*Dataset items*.
************

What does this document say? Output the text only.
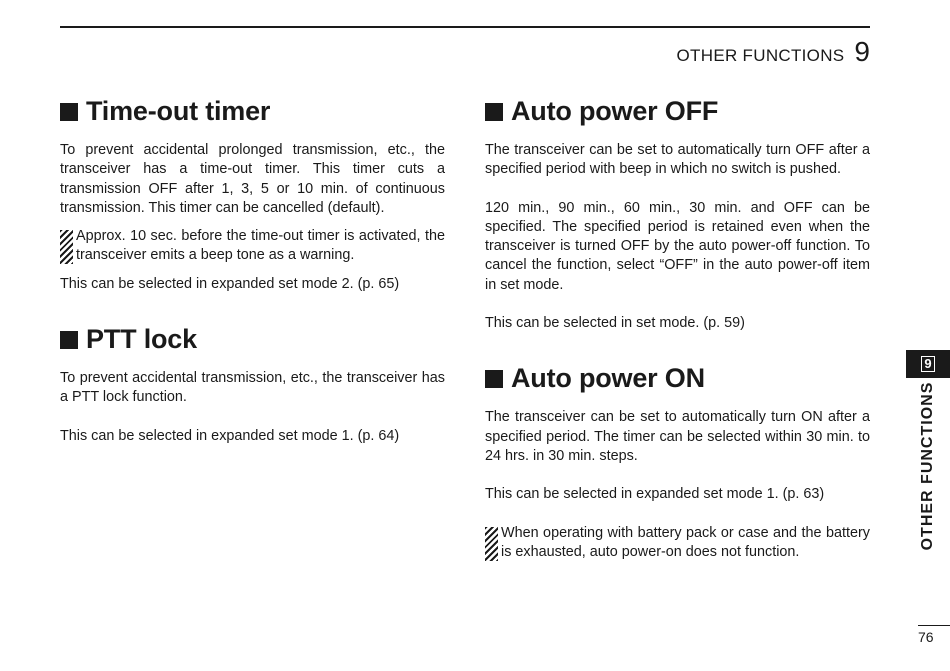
OTHER FUNCTIONS 9
Time-out timer

To prevent accidental prolonged transmission, etc., the transceiver has a time-out timer. This timer cuts a transmission OFF after 1, 3, 5 or 10 min. of continuous transmission. This timer can be cancelled (default).

Approx. 10 sec. before the time-out timer is activated, the transceiver emits a beep tone as a warning.

This can be selected in expanded set mode 2. (p. 65)

PTT lock

To prevent accidental transmission, etc., the transceiver has a PTT lock function.

This can be selected in expanded set mode 1. (p. 64)

Auto power OFF

The transceiver can be set to automatically turn OFF after a specified period with beep in which no switch is pushed.

120 min., 90 min., 60 min., 30 min. and OFF can be specified. The specified period is retained even when the transceiver is turned OFF by the auto power-off function. To cancel the function, select “OFF” in the auto power-off item in set mode.

This can be selected in set mode. (p. 59)

Auto power ON

The transceiver can be set to automatically turn ON after a specified period. The timer can be selected within 30 min. to 24 hrs. in 30 min. steps.

This can be selected in expanded set mode 1. (p. 63)

When operating with battery pack or case and the battery is exhausted, auto power-on does not function.
9
OTHER FUNCTIONS
76
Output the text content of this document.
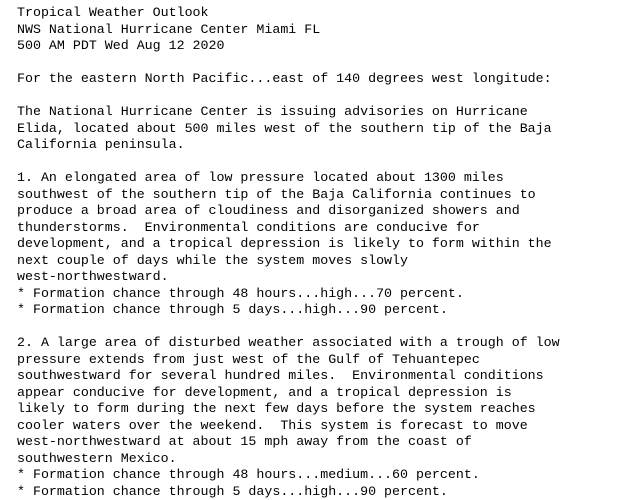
Tropical Weather Outlook
NWS National Hurricane Center Miami FL
500 AM PDT Wed Aug 12 2020
For the eastern North Pacific...east of 140 degrees west longitude:
The National Hurricane Center is issuing advisories on Hurricane
Elida, located about 500 miles west of the southern tip of the Baja
California peninsula.
1. An elongated area of low pressure located about 1300 miles
southwest of the southern tip of the Baja California continues to
produce a broad area of cloudiness and disorganized showers and
thunderstorms.  Environmental conditions are conducive for
development, and a tropical depression is likely to form within the
next couple of days while the system moves slowly
west-northwestward.
* Formation chance through 48 hours...high...70 percent.
* Formation chance through 5 days...high...90 percent.
2. A large area of disturbed weather associated with a trough of low
pressure extends from just west of the Gulf of Tehuantepec
southwestward for several hundred miles.  Environmental conditions
appear conducive for development, and a tropical depression is
likely to form during the next few days before the system reaches
cooler waters over the weekend.  This system is forecast to move
west-northwestward at about 15 mph away from the coast of
southwestern Mexico.
* Formation chance through 48 hours...medium...60 percent.
* Formation chance through 5 days...high...90 percent.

************

*Your objective*.
Transcribe every entry above exactly. Omit all pictures.

*Solution to this problem*.
What does this document say? Output the text only.
OTHER FUNCTIONS 9
Time-out timer

To prevent accidental prolonged transmission, etc., the transceiver has a time-out timer. This timer cuts a transmission OFF after 1, 3, 5 or 10 min. of continuous transmission. This timer can be cancelled (default).

Approx. 10 sec. before the time-out timer is activated, the transceiver emits a beep tone as a warning.

This can be selected in expanded set mode 2. (p. 65)

PTT lock

To prevent accidental transmission, etc., the transceiver has a PTT lock function.

This can be selected in expanded set mode 1. (p. 64)

Auto power OFF

The transceiver can be set to automatically turn OFF after a specified period with beep in which no switch is pushed.

120 min., 90 min., 60 min., 30 min. and OFF can be specified. The specified period is retained even when the transceiver is turned OFF by the auto power-off function. To cancel the function, select “OFF” in the auto power-off item in set mode.

This can be selected in set mode. (p. 59)

Auto power ON

The transceiver can be set to automatically turn ON after a specified period. The timer can be selected within 30 min. to 24 hrs. in 30 min. steps.

This can be selected in expanded set mode 1. (p. 63)

When operating with battery pack or case and the battery is exhausted, auto power-on does not function.
9
OTHER FUNCTIONS
76
Output the text content of this document.
Tropical Weather Outlook
NWS National Hurricane Center Miami FL
500 AM PDT Wed Aug 12 2020
For the eastern North Pacific...east of 140 degrees west longitude:
The National Hurricane Center is issuing advisories on Hurricane
Elida, located about 500 miles west of the southern tip of the Baja
California peninsula.
1. An elongated area of low pressure located about 1300 miles
southwest of the southern tip of the Baja California continues to
produce a broad area of cloudiness and disorganized showers and
thunderstorms.  Environmental conditions are conducive for
development, and a tropical depression is likely to form within the
next couple of days while the system moves slowly
west-northwestward.
* Formation chance through 48 hours...high...70 percent.
* Formation chance through 5 days...high...90 percent.
2. A large area of disturbed weather associated with a trough of low
pressure extends from just west of the Gulf of Tehuantepec
southwestward for several hundred miles.  Environmental conditions
appear conducive for development, and a tropical depression is
likely to form during the next few days before the system reaches
cooler waters over the weekend.  This system is forecast to move
west-northwestward at about 15 mph away from the coast of
southwestern Mexico.
* Formation chance through 48 hours...medium...60 percent.
* Formation chance through 5 days...high...90 percent.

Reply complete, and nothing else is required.